Los geht die Fahrt auf einer Straße, die vorbei an Wohnhäusern führt. Einige dieser Bereiche waren für die Einwanderer gesperrt, denn auch das Personal, das sie betreute, musste ja irgendwo zu Hause sein.
Ganz am anderen Ende der Insel halten wir schließlich vor diesem Gebäude und steigen aus. Hier wurden die Menschen isoliert, bei denen man eine Erkrankung feststellte.
In solchen Schlafsälen waren die Patienten untergebracht. Der Genesung förderlich war das sicher nur bedingt.
Gegen einige Krankheiten sollte auch Rotlicht helfen, weswegen einer der Schlafsäle komplett in rotes Licht getaucht war.
Schließlich heißt es wieder einsteigen in das Shuttle und die Fahrt geht zurück. Da es nicht sehr voll ist, sitze ich nun auf der anderen Seite, um auch hier ein paar Schnappschüsse machen zu können.
Diese Baracken stammen übrigens nicht aus der Nutzung als Quarantänestation, denn die wurde bereits 1932 geschlossen. Danach übernahm das kanadische Militär die Insel und testete hier besonders im Zweiten Weltkrieg chemische Waffen. Im Jahr 1956 wurde das Gelände dann in eine Quarantänestation für Tiere umgewandelt.
Auf dem Rückweg legen wir schließlich einen weiteren Stopp bei dieser Kirche ein, die wir auch von innen besichtigen können.
Ich sprinte noch schnell zu den Häusern rechts und links für ein schnelles Foto, bevor es auch schon weitergeht.
Wir erreichen wieder die Ankunftsgebäude, die wir heute Morgen als ersten besichtigt haben. Bis zum Ablegen des Bootes ist noch etwas Zeit, sodass ich mir noch die restlichen Räume ansehe.
Hier sieht man, wo die desinfizierten Kleidungsstücke wieder entnommen wurden, denn das konnte ja nicht im selben Raum passieren, in dem die kontaminierte Kleidung aufbewahrt wurde.
Auch die riesigen Kessel stehen hier, mit denen die Desinfektionskammern erhitzt worden sind.
Ein kleiner Fakt hat sich dann noch in meinem Kopf festgesetzt. Zwar wurden die Einwanderer hier auch der Grosse-Île im Gegensatz zu Ellis Island nicht gleich registriert, denn das wurde in Quebec City gemacht, aber man weiß trotzdem, dass einer, der hier einwanderte, der Großvater von Henry Ford war. Er war einer derer, die diesen Quarantäneprozess erfolgreich hinter sich brachten und bleiben durften.

──────────────────────────────

ZU ERLEDIGEN
1) Beantworte anhand des Auszugs über Grosse-Île diese Fragen:
(a) In welchem Jahr wurde die Quarantänestation geschlossen?
(b) Was testete das kanadische Militär besonders im Zweiten Weltkrieg auf der Insel?
(c) Wessen Großvater wanderte laut dem Auszug über die Insel ein?
2) Tippe aus dem Auszug über Grosse-Île den Teil ab, der mit den Worten „Wir erreichen wieder“ einsetzt und mit „erhitzt worden sind.“ schließt.
Die Datensätze stehen in keinem Zusammenhang mit dem Auszug über Grosse-Île.

ENTNOMMENES MATERIAL

──────────────────────────────

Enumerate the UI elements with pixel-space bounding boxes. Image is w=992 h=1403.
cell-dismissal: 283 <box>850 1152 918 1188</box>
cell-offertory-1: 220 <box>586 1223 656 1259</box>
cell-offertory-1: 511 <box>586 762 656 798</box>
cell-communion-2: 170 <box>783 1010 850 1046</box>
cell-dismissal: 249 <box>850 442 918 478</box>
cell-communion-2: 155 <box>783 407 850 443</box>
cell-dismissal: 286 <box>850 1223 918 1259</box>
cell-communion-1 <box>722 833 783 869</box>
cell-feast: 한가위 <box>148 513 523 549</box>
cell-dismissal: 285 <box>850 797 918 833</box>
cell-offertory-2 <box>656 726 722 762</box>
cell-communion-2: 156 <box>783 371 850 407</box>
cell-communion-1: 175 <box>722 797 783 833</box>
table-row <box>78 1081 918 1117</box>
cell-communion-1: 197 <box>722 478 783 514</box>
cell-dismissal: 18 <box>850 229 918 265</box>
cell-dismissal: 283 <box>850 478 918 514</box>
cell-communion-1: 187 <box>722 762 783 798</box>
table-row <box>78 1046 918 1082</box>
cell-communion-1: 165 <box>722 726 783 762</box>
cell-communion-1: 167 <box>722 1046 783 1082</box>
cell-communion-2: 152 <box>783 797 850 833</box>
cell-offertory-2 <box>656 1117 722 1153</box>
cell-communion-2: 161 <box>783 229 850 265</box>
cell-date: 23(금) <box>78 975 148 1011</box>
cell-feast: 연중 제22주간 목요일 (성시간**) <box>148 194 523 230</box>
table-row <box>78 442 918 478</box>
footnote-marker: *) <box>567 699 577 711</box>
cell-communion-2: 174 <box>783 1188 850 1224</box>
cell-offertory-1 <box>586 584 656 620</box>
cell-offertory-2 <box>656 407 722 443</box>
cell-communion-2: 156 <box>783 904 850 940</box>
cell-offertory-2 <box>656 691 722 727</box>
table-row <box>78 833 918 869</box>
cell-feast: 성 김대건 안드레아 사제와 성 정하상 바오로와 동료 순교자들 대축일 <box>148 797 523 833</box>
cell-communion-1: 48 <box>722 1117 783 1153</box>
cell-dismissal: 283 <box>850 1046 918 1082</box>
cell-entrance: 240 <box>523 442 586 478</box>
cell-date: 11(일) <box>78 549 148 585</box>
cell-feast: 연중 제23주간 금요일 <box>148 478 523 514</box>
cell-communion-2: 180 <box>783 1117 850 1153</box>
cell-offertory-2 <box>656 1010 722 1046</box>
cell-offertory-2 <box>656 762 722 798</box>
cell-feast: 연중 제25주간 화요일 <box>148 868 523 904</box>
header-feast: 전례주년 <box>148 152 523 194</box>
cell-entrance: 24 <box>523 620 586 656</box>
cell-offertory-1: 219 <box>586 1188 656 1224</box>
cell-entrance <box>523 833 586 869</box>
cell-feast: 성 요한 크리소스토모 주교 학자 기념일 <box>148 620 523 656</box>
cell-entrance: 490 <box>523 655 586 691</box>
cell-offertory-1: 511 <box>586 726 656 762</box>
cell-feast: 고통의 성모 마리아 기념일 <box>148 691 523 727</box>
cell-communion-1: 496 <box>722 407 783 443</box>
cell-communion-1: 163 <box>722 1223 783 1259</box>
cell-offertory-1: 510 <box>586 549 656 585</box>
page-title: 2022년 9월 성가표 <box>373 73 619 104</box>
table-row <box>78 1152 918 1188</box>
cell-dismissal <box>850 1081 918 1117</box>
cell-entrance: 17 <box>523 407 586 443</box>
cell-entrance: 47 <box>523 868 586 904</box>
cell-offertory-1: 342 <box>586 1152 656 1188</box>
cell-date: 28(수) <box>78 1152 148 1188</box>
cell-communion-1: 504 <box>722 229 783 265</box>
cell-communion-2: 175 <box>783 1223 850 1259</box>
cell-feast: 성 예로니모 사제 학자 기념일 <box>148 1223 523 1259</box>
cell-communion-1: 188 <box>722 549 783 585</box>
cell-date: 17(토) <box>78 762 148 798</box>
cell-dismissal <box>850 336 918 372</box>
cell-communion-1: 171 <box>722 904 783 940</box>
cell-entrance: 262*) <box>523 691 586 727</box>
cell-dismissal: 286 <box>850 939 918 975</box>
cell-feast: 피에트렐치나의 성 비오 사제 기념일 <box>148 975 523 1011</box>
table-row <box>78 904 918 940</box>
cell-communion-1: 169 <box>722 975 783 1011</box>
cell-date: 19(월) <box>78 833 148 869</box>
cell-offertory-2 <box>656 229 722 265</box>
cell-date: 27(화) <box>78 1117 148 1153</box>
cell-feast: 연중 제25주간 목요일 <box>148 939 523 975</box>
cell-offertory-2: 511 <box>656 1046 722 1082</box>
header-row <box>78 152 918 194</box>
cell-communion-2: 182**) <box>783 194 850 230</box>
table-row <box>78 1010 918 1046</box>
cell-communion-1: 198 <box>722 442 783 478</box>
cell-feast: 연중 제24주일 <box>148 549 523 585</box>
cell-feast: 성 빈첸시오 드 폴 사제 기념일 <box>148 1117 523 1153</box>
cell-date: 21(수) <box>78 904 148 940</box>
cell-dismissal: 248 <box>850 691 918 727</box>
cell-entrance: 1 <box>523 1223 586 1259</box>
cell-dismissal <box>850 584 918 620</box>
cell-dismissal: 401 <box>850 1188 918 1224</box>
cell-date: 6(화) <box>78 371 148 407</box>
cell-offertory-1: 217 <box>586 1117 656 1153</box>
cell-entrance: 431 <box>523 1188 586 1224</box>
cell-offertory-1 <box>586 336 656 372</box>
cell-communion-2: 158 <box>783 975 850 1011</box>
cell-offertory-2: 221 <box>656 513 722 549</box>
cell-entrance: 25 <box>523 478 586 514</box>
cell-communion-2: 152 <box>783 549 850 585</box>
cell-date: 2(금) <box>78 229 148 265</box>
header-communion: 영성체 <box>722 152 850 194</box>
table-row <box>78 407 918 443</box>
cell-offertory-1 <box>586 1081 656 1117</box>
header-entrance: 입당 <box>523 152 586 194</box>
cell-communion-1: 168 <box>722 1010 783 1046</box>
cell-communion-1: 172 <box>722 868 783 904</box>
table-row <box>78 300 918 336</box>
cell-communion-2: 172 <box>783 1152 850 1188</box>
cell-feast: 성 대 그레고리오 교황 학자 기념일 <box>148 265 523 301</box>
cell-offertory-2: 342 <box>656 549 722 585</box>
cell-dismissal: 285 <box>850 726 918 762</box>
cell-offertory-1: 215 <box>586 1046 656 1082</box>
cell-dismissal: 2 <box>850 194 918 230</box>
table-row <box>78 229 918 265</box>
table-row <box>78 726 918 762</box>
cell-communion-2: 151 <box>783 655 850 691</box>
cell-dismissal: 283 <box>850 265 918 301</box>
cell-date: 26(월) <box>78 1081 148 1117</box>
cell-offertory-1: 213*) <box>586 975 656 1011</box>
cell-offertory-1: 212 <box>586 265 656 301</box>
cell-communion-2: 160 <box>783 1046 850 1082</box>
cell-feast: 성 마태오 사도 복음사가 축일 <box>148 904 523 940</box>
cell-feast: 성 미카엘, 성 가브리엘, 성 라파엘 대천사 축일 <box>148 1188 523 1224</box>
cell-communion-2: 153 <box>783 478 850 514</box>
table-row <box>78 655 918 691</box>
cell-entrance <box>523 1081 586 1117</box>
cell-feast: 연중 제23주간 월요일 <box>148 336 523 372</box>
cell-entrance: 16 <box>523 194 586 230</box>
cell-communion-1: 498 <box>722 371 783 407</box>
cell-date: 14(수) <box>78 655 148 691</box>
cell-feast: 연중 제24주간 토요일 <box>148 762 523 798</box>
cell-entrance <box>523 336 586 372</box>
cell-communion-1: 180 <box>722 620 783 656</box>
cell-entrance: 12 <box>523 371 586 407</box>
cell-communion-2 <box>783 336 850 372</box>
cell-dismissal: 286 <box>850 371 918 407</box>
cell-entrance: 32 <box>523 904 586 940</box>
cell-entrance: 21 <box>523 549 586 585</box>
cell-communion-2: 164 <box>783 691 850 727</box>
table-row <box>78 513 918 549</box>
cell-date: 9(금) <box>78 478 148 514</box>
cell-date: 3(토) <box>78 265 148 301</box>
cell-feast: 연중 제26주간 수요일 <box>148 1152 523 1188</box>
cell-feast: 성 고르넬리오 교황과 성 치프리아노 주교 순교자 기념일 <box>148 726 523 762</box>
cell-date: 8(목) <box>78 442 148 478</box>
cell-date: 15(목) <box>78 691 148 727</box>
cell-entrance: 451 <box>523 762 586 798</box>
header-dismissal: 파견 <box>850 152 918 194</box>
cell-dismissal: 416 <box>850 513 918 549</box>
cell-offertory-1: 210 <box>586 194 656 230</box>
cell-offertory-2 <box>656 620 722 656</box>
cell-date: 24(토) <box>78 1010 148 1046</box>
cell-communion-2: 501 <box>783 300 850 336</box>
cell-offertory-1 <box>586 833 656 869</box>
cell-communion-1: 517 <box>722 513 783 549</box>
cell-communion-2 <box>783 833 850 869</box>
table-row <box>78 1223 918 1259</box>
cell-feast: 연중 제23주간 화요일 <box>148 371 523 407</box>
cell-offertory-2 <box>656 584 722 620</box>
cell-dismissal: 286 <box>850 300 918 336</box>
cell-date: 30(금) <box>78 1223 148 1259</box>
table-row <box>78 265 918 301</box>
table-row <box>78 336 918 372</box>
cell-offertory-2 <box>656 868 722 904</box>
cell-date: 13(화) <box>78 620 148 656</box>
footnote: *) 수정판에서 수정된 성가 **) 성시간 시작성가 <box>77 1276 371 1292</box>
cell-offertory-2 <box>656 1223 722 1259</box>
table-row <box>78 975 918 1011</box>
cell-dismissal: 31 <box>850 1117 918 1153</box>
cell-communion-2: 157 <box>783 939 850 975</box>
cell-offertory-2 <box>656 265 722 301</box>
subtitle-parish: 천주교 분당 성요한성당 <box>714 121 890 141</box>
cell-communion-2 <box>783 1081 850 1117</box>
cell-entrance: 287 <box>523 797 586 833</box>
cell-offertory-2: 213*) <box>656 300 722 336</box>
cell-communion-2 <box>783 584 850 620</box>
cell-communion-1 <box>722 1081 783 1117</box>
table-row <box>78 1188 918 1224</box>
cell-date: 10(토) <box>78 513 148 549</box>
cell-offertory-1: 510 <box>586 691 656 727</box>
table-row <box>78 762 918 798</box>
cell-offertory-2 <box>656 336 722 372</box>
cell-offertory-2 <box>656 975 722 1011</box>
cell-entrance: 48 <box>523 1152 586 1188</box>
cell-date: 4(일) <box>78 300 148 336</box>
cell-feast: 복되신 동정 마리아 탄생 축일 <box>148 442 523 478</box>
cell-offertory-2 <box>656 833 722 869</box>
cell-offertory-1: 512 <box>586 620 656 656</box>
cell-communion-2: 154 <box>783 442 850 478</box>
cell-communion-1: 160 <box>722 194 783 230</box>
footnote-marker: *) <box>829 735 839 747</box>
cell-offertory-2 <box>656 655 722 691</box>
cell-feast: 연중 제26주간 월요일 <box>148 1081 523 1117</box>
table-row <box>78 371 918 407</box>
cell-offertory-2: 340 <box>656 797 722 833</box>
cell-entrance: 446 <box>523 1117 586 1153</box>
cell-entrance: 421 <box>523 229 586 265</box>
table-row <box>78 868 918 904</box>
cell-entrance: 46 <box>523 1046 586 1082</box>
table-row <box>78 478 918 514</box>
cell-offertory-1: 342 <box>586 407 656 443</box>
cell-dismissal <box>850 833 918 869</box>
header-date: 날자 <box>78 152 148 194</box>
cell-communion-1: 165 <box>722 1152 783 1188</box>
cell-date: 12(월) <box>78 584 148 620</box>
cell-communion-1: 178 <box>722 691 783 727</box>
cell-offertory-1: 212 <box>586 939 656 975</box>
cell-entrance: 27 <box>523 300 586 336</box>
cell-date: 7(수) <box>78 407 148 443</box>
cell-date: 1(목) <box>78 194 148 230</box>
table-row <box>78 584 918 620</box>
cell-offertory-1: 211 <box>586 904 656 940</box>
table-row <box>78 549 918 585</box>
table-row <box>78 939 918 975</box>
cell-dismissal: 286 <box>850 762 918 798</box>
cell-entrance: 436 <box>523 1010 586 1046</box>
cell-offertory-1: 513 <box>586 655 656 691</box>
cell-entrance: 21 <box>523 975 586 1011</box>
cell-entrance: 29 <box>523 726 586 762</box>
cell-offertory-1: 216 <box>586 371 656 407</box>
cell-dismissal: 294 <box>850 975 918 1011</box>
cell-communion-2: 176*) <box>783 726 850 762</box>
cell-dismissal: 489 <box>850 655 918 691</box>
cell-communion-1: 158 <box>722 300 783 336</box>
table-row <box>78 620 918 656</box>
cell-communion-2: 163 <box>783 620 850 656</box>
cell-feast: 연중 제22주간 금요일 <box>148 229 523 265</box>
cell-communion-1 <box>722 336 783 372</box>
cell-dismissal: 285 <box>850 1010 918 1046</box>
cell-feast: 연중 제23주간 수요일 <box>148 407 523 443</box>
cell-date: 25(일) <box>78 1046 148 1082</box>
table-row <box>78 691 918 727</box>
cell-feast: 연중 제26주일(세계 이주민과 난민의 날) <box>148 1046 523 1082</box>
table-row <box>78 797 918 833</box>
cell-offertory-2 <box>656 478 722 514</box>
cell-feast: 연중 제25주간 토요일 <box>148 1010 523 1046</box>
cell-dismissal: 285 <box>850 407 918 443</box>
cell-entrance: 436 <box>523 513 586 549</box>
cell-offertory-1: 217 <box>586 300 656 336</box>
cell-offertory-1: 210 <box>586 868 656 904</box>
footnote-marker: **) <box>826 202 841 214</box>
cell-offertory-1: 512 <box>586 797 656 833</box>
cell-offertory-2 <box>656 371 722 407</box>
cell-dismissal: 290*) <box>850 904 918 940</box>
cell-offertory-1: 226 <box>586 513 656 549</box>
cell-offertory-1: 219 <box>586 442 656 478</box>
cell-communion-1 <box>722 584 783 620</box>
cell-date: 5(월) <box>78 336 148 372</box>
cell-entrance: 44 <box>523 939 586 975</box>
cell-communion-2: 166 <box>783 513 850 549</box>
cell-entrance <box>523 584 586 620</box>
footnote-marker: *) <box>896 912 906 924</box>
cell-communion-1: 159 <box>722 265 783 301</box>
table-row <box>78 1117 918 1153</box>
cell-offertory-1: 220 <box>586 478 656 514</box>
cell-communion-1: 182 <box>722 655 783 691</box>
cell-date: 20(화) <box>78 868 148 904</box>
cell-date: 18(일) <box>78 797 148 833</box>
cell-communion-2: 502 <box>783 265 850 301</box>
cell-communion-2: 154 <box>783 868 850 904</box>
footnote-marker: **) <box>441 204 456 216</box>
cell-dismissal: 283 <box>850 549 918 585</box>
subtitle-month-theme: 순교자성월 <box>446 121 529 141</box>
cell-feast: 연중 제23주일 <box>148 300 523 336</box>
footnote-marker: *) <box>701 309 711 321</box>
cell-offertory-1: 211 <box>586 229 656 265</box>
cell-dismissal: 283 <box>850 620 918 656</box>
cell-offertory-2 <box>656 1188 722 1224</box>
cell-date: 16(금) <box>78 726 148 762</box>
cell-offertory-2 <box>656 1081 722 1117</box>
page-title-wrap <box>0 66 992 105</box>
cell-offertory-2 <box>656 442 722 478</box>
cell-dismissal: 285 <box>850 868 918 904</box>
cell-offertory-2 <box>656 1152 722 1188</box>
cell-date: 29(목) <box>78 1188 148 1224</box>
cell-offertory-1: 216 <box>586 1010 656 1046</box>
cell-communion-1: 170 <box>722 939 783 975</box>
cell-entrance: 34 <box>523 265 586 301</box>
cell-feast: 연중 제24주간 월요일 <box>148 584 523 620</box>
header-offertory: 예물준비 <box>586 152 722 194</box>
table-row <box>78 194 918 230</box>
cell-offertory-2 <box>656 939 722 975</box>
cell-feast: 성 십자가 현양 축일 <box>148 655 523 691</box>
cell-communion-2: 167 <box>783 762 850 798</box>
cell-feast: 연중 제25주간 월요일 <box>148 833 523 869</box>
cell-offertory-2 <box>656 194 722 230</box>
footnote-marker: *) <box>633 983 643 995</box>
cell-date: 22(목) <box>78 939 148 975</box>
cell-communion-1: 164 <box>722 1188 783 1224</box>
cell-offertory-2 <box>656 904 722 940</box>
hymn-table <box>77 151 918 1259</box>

──────────────────────────────

LÖSUNGSÜBERSICHT
1)
(a) 1932
(b) Chemische Waffen
(c) Der Großvater von Henry Ford

2)
Wir erreichen wieder die Ankunftsgebäude, die wir heute Morgen als ersten besichtigt haben. Bis zum Ablegen des Bootes ist noch etwas Zeit, sodass ich mir noch die restlichen Räume ansehe.
Hier sieht man, wo die desinfizierten Kleidungsstücke wieder entnommen wurden, denn das konnte ja nicht im selben Raum passieren, in dem die kontaminierte Kleidung aufbewahrt wurde.
Auch die riesigen Kessel stehen hier, mit denen die Desinfektionskammern erhitzt worden sind.